Problem details: Scan the material that follows. Copy every line containing the word "ylabel".
-- Begin --
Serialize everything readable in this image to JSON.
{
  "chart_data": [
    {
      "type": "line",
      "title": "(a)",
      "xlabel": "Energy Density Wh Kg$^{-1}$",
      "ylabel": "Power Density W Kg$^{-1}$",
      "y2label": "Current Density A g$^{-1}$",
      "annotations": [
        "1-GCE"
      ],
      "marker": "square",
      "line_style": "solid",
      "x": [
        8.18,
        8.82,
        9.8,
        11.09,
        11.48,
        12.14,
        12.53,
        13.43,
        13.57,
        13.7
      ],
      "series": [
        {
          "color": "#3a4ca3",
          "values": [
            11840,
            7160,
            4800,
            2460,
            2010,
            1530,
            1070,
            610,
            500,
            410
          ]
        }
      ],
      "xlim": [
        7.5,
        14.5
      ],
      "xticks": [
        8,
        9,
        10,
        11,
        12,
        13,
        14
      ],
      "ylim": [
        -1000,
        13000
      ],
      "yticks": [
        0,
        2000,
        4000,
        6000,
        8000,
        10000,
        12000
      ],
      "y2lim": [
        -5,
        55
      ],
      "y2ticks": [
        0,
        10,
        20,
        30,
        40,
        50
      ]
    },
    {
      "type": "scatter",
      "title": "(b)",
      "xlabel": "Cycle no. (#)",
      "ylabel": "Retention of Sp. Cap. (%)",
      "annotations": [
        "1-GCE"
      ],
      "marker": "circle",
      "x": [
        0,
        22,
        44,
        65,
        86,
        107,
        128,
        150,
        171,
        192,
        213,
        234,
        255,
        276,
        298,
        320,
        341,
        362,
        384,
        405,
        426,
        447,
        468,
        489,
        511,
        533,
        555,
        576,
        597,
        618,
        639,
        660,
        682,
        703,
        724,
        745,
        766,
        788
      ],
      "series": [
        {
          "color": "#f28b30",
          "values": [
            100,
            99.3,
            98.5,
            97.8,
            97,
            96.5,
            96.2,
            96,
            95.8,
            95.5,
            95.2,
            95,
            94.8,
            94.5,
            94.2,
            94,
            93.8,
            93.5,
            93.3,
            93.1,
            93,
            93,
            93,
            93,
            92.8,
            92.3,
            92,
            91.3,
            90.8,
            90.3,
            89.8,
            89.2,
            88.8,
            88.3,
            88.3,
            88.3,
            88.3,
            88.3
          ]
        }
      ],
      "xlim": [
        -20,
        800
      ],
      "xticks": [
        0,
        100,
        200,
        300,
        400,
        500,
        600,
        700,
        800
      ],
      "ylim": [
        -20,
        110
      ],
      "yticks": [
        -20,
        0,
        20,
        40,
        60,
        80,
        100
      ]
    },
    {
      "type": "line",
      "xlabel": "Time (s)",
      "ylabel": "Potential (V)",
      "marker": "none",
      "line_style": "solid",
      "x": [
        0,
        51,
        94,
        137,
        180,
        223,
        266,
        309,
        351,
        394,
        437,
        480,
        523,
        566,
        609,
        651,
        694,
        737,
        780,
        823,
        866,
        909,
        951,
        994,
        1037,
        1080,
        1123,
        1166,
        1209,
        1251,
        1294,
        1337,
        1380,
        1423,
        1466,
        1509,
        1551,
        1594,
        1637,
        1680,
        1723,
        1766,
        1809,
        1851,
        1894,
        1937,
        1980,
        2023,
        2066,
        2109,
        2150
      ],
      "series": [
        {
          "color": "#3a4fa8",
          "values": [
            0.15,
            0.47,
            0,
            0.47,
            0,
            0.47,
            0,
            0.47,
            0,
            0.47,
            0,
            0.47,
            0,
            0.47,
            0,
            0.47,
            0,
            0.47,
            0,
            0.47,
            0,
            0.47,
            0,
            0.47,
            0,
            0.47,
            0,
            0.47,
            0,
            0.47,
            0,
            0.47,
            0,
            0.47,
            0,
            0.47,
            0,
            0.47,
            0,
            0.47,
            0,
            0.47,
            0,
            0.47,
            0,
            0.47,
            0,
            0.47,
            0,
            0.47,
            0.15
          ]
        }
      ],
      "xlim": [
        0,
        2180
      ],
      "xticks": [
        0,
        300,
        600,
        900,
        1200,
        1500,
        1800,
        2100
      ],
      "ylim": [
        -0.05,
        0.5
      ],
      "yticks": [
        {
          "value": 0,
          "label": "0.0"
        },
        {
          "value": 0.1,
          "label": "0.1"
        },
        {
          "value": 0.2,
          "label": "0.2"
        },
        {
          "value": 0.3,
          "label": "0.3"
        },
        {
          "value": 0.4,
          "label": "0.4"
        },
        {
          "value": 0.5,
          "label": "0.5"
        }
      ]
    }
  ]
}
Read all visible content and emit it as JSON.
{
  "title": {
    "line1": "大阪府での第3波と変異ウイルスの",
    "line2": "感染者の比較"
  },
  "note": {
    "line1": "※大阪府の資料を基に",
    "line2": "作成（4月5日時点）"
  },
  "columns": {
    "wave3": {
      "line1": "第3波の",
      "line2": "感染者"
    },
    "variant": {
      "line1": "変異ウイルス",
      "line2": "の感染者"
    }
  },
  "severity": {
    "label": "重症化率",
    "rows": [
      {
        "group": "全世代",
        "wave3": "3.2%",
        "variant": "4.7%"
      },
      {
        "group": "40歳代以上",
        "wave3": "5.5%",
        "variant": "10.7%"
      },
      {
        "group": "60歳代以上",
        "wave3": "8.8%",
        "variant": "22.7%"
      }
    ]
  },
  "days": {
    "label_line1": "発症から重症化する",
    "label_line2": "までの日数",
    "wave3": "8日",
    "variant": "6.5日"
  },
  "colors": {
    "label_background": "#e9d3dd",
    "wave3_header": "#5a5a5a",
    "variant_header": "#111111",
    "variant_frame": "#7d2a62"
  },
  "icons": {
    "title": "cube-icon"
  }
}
-- End --
Exercise answer:
      "ylabel": "Power Density W Kg$^{-1}$",
      "ylabel": "Retention of Sp. Cap. (%)",
      "ylabel": "Potential (V)",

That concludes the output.